##### DATA TO USE #####

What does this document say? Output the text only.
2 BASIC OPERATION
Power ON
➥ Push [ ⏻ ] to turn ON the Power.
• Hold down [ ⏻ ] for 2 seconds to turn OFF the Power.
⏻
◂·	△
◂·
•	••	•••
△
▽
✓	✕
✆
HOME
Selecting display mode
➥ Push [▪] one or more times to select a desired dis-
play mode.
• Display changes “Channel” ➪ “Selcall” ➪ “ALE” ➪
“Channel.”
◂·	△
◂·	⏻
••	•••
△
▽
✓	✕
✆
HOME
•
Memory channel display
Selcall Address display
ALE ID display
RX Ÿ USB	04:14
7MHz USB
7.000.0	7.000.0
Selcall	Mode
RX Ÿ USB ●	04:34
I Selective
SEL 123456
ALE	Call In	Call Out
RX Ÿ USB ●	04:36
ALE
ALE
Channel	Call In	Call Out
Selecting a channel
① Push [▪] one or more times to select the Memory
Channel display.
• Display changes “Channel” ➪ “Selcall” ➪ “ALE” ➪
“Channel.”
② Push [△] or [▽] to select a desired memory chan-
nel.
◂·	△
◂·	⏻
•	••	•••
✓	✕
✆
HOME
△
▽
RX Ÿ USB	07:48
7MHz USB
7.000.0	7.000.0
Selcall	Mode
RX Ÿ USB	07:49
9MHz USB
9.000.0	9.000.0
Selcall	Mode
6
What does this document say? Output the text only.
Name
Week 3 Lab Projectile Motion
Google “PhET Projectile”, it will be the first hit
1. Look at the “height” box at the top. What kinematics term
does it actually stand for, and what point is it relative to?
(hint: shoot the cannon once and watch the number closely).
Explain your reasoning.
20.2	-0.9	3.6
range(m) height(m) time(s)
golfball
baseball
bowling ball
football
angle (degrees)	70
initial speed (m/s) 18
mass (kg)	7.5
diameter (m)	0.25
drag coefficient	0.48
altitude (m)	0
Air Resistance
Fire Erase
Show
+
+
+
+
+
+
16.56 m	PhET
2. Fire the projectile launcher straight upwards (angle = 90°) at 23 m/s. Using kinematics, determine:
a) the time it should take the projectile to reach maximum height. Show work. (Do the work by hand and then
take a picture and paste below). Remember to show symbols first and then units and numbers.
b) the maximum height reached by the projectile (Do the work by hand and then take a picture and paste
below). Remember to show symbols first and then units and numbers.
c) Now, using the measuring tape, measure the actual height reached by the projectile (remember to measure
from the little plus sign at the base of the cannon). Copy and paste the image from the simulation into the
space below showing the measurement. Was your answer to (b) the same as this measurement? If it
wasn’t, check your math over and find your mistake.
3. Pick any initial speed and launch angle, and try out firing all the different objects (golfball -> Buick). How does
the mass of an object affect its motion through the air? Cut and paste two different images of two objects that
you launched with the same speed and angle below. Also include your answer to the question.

#####

▶ _PROBLEM_
Go through the material above and copy each line that has the word "turn".

▶ _REPLY_
➥ Push [ ⏻ ] to turn ON the Power.
• Hold down [ ⏻ ] for 2 seconds to turn OFF the Power.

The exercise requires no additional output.